◆ **Task to complete**: Word for word, repeat every entry that appears below.

◆ **Exercise inputs**:
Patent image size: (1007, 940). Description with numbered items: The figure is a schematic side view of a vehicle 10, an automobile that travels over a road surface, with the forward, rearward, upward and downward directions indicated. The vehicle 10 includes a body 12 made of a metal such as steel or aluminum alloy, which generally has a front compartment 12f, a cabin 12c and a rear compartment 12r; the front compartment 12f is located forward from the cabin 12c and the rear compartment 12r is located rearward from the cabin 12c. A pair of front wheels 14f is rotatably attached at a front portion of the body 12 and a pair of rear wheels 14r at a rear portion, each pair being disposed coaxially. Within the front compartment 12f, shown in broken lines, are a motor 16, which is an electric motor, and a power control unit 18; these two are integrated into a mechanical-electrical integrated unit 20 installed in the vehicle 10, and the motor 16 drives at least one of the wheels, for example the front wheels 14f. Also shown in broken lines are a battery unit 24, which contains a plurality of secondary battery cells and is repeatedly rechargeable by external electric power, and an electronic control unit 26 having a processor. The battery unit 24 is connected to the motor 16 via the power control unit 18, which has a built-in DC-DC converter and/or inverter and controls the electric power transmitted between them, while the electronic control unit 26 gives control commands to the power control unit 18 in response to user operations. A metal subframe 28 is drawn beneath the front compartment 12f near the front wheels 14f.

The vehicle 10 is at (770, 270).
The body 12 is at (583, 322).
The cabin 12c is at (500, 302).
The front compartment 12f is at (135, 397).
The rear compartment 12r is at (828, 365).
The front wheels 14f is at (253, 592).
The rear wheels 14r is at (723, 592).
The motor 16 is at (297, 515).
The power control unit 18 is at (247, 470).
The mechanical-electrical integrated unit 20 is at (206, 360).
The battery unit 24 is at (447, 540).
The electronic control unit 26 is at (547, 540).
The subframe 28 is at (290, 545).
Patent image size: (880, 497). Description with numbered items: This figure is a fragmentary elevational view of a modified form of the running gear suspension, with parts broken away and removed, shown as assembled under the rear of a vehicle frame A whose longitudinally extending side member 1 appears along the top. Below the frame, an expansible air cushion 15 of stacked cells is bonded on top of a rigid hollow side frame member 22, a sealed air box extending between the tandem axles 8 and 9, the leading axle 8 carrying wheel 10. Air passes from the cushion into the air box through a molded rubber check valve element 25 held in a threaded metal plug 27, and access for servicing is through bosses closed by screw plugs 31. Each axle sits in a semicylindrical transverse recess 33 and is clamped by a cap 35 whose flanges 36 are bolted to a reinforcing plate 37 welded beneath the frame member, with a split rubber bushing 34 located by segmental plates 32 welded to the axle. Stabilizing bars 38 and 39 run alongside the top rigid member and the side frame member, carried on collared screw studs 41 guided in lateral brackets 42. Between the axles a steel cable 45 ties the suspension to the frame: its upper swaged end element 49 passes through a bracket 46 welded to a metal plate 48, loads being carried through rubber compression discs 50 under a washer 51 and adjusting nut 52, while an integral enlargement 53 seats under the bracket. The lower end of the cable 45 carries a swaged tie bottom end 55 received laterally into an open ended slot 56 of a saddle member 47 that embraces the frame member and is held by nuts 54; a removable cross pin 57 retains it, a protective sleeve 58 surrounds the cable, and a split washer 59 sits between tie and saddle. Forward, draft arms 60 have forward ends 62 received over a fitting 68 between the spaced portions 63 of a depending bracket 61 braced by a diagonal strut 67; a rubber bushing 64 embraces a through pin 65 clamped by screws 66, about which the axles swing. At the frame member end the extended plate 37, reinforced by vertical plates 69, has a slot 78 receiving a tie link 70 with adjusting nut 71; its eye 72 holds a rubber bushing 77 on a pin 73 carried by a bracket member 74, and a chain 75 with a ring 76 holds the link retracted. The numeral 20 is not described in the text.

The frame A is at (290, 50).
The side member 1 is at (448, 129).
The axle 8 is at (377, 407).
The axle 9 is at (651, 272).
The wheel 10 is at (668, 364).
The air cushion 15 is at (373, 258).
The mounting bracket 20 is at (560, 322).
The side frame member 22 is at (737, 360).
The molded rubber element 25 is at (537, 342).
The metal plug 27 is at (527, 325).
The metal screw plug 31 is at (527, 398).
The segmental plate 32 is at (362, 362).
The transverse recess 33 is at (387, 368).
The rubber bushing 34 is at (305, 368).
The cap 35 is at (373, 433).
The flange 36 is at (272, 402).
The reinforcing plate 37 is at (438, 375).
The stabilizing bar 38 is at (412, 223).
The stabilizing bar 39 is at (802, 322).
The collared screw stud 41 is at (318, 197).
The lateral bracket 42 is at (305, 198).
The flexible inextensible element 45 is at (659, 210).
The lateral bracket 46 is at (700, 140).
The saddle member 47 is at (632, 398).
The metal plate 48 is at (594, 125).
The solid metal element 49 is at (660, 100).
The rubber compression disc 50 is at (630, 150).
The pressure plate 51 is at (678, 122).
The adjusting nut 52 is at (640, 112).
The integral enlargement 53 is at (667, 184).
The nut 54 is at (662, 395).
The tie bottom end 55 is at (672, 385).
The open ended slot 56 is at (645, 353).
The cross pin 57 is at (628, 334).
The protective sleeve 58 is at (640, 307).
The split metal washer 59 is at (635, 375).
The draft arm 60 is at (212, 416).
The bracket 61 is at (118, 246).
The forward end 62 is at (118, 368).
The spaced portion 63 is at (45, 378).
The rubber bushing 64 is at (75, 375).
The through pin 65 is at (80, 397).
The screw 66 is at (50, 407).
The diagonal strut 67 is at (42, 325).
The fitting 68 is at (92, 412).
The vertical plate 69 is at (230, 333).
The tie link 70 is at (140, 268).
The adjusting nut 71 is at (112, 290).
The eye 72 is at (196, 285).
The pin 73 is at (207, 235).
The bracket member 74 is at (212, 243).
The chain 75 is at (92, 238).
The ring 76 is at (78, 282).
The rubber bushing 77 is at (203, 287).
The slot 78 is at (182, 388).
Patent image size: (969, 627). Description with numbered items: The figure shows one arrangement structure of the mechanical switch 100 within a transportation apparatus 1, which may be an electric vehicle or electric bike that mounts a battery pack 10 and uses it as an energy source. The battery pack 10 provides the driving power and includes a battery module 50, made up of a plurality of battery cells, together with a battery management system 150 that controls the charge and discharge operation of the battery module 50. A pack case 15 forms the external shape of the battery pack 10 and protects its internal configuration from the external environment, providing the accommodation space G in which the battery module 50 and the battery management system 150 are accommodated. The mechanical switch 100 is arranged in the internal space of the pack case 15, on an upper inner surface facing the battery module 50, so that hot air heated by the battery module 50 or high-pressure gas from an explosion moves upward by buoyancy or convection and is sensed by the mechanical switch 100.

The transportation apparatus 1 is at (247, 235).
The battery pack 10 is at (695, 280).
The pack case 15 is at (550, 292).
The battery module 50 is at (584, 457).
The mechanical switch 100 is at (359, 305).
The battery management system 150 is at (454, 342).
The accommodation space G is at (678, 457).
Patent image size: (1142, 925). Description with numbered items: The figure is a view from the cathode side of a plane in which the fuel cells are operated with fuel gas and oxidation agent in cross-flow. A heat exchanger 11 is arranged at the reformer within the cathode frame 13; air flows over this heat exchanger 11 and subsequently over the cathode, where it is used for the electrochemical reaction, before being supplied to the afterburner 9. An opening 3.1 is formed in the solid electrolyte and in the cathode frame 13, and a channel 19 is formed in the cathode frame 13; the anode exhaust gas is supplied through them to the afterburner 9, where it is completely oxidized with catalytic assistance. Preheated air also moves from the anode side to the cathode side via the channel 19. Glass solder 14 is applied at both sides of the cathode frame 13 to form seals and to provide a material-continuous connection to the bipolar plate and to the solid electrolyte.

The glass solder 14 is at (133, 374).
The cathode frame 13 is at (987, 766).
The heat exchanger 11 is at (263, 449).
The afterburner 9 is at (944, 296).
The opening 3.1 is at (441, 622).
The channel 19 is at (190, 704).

◆ **Response**:
Patent image size: (1007, 940). Description with numbered items: The figure is a schematic side view of a vehicle 10, an automobile that travels over a road surface, with the forward, rearward, upward and downward directions indicated. The vehicle 10 includes a body 12 made of a metal such as steel or aluminum alloy, which generally has a front compartment 12f, a cabin 12c and a rear compartment 12r; the front compartment 12f is located forward from the cabin 12c and the rear compartment 12r is located rearward from the cabin 12c. A pair of front wheels 14f is rotatably attached at a front portion of the body 12 and a pair of rear wheels 14r at a rear portion, each pair being disposed coaxially. Within the front compartment 12f, shown in broken lines, are a motor 16, which is an electric motor, and a power control unit 18; these two are integrated into a mechanical-electrical integrated unit 20 installed in the vehicle 10, and the motor 16 drives at least one of the wheels, for example the front wheels 14f. Also shown in broken lines are a battery unit 24, which contains a plurality of secondary battery cells and is repeatedly rechargeable by external electric power, and an electronic control unit 26 having a processor. The battery unit 24 is connected to the motor 16 via the power control unit 18, which has a built-in DC-DC converter and/or inverter and controls the electric power transmitted between them, while the electronic control unit 26 gives control commands to the power control unit 18 in response to user operations. A metal subframe 28 is drawn beneath the front compartment 12f near the front wheels 14f.

The vehicle 10 is at (770, 270).
The body 12 is at (583, 322).
The cabin 12c is at (500, 302).
The front compartment 12f is at (135, 397).
The rear compartment 12r is at (828, 365).
The front wheels 14f is at (253, 592).
The rear wheels 14r is at (723, 592).
The motor 16 is at (297, 515).
The power control unit 18 is at (247, 470).
The mechanical-electrical integrated unit 20 is at (206, 360).
The battery unit 24 is at (447, 540).
The electronic control unit 26 is at (547, 540).
The subframe 28 is at (290, 545).
Patent image size: (880, 497). Description with numbered items: This figure is a fragmentary elevational view of a modified form of the running gear suspension, with parts broken away and removed, shown as assembled under the rear of a vehicle frame A whose longitudinally extending side member 1 appears along the top. Below the frame, an expansible air cushion 15 of stacked cells is bonded on top of a rigid hollow side frame member 22, a sealed air box extending between the tandem axles 8 and 9, the leading axle 8 carrying wheel 10. Air passes from the cushion into the air box through a molded rubber check valve element 25 held in a threaded metal plug 27, and access for servicing is through bosses closed by screw plugs 31. Each axle sits in a semicylindrical transverse recess 33 and is clamped by a cap 35 whose flanges 36 are bolted to a reinforcing plate 37 welded beneath the frame member, with a split rubber bushing 34 located by segmental plates 32 welded to the axle. Stabilizing bars 38 and 39 run alongside the top rigid member and the side frame member, carried on collared screw studs 41 guided in lateral brackets 42. Between the axles a steel cable 45 ties the suspension to the frame: its upper swaged end element 49 passes through a bracket 46 welded to a metal plate 48, loads being carried through rubber compression discs 50 under a washer 51 and adjusting nut 52, while an integral enlargement 53 seats under the bracket. The lower end of the cable 45 carries a swaged tie bottom end 55 received laterally into an open ended slot 56 of a saddle member 47 that embraces the frame member and is held by nuts 54; a removable cross pin 57 retains it, a protective sleeve 58 surrounds the cable, and a split washer 59 sits between tie and saddle. Forward, draft arms 60 have forward ends 62 received over a fitting 68 between the spaced portions 63 of a depending bracket 61 braced by a diagonal strut 67; a rubber bushing 64 embraces a through pin 65 clamped by screws 66, about which the axles swing. At the frame member end the extended plate 37, reinforced by vertical plates 69, has a slot 78 receiving a tie link 70 with adjusting nut 71; its eye 72 holds a rubber bushing 77 on a pin 73 carried by a bracket member 74, and a chain 75 with a ring 76 holds the link retracted. The numeral 20 is not described in the text.

The frame A is at (290, 50).
The side member 1 is at (448, 129).
The axle 8 is at (377, 407).
The axle 9 is at (651, 272).
The wheel 10 is at (668, 364).
The air cushion 15 is at (373, 258).
The mounting bracket 20 is at (560, 322).
The side frame member 22 is at (737, 360).
The molded rubber element 25 is at (537, 342).
The metal plug 27 is at (527, 325).
The metal screw plug 31 is at (527, 398).
The segmental plate 32 is at (362, 362).
The transverse recess 33 is at (387, 368).
The rubber bushing 34 is at (305, 368).
The cap 35 is at (373, 433).
The flange 36 is at (272, 402).
The reinforcing plate 37 is at (438, 375).
The stabilizing bar 38 is at (412, 223).
The stabilizing bar 39 is at (802, 322).
The collared screw stud 41 is at (318, 197).
The lateral bracket 42 is at (305, 198).
The flexible inextensible element 45 is at (659, 210).
The lateral bracket 46 is at (700, 140).
The saddle member 47 is at (632, 398).
The metal plate 48 is at (594, 125).
The solid metal element 49 is at (660, 100).
The rubber compression disc 50 is at (630, 150).
The pressure plate 51 is at (678, 122).
The adjusting nut 52 is at (640, 112).
The integral enlargement 53 is at (667, 184).
The nut 54 is at (662, 395).
The tie bottom end 55 is at (672, 385).
The open ended slot 56 is at (645, 353).
The cross pin 57 is at (628, 334).
The protective sleeve 58 is at (640, 307).
The split metal washer 59 is at (635, 375).
The draft arm 60 is at (212, 416).
The bracket 61 is at (118, 246).
The forward end 62 is at (118, 368).
The spaced portion 63 is at (45, 378).
The rubber bushing 64 is at (75, 375).
The through pin 65 is at (80, 397).
The screw 66 is at (50, 407).
The diagonal strut 67 is at (42, 325).
The fitting 68 is at (92, 412).
The vertical plate 69 is at (230, 333).
The tie link 70 is at (140, 268).
The adjusting nut 71 is at (112, 290).
The eye 72 is at (196, 285).
The pin 73 is at (207, 235).
The bracket member 74 is at (212, 243).
The chain 75 is at (92, 238).
The ring 76 is at (78, 282).
The rubber bushing 77 is at (203, 287).
The slot 78 is at (182, 388).
Patent image size: (969, 627). Description with numbered items: The figure shows one arrangement structure of the mechanical switch 100 within a transportation apparatus 1, which may be an electric vehicle or electric bike that mounts a battery pack 10 and uses it as an energy source. The battery pack 10 provides the driving power and includes a battery module 50, made up of a plurality of battery cells, together with a battery management system 150 that controls the charge and discharge operation of the battery module 50. A pack case 15 forms the external shape of the battery pack 10 and protects its internal configuration from the external environment, providing the accommodation space G in which the battery module 50 and the battery management system 150 are accommodated. The mechanical switch 100 is arranged in the internal space of the pack case 15, on an upper inner surface facing the battery module 50, so that hot air heated by the battery module 50 or high-pressure gas from an explosion moves upward by buoyancy or convection and is sensed by the mechanical switch 100.

The transportation apparatus 1 is at (247, 235).
The battery pack 10 is at (695, 280).
The pack case 15 is at (550, 292).
The battery module 50 is at (584, 457).
The mechanical switch 100 is at (359, 305).
The battery management system 150 is at (454, 342).
The accommodation space G is at (678, 457).
Patent image size: (1142, 925). Description with numbered items: The figure is a view from the cathode side of a plane in which the fuel cells are operated with fuel gas and oxidation agent in cross-flow. A heat exchanger 11 is arranged at the reformer within the cathode frame 13; air flows over this heat exchanger 11 and subsequently over the cathode, where it is used for the electrochemical reaction, before being supplied to the afterburner 9. An opening 3.1 is formed in the solid electrolyte and in the cathode frame 13, and a channel 19 is formed in the cathode frame 13; the anode exhaust gas is supplied through them to the afterburner 9, where it is completely oxidized with catalytic assistance. Preheated air also moves from the anode side to the cathode side via the channel 19. Glass solder 14 is applied at both sides of the cathode frame 13 to form seals and to provide a material-continuous connection to the bipolar plate and to the solid electrolyte.

The glass solder 14 is at (133, 374).
The cathode frame 13 is at (987, 766).
The heat exchanger 11 is at (263, 449).
The afterburner 9 is at (944, 296).
The opening 3.1 is at (441, 622).
The channel 19 is at (190, 704).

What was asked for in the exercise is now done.